[Start Extracted information]

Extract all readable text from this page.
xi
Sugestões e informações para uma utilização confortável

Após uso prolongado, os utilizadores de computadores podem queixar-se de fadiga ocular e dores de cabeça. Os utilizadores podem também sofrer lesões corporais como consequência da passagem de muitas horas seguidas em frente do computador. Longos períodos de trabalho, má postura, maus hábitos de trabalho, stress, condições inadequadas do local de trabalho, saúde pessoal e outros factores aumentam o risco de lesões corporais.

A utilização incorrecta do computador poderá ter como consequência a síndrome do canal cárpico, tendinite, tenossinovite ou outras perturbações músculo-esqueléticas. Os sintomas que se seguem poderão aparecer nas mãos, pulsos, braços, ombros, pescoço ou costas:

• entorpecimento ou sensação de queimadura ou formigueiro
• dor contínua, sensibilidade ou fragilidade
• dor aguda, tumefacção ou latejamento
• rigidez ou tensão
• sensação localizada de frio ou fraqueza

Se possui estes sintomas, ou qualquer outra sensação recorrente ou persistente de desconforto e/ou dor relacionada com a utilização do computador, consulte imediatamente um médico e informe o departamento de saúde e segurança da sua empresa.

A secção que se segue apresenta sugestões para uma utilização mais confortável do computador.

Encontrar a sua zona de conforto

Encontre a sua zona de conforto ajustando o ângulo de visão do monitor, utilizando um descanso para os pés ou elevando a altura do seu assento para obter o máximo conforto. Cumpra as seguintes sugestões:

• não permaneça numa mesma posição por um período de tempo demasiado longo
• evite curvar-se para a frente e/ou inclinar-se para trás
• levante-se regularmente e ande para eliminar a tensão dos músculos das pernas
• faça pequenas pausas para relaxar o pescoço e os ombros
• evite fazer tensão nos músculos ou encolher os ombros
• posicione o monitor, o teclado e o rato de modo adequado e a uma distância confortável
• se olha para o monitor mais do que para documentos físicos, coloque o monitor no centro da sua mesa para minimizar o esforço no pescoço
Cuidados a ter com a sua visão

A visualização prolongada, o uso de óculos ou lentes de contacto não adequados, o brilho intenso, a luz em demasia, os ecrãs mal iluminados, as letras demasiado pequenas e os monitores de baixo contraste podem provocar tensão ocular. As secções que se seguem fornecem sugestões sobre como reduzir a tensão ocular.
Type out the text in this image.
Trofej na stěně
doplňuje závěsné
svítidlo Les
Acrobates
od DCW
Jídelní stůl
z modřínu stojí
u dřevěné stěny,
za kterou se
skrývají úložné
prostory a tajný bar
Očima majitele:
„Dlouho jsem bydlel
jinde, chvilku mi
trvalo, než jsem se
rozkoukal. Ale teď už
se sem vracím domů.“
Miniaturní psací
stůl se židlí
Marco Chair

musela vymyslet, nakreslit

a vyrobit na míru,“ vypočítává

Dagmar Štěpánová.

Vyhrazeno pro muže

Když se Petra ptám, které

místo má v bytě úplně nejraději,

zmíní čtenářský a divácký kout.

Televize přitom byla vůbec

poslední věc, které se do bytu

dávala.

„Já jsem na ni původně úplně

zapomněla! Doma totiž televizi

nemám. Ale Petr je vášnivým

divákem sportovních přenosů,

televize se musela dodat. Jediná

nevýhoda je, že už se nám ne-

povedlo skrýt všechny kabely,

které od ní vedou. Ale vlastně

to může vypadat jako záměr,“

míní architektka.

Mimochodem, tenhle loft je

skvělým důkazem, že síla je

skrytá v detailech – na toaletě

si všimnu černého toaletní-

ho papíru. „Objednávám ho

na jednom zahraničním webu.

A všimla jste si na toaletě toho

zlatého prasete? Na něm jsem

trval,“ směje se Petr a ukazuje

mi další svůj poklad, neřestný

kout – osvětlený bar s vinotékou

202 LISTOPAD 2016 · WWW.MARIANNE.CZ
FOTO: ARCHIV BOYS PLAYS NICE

[End Extracted information]

### The problem
Track down every line holding the string "visão" and copy it.

### Correct answer
Encontre a sua zona de conforto ajustando o ângulo de visão do monitor, utilizando um descanso para os pés ou elevando a altura do seu assento para obter o máximo conforto. Cumpra as seguintes sugestões:
Cuidados a ter com a sua visão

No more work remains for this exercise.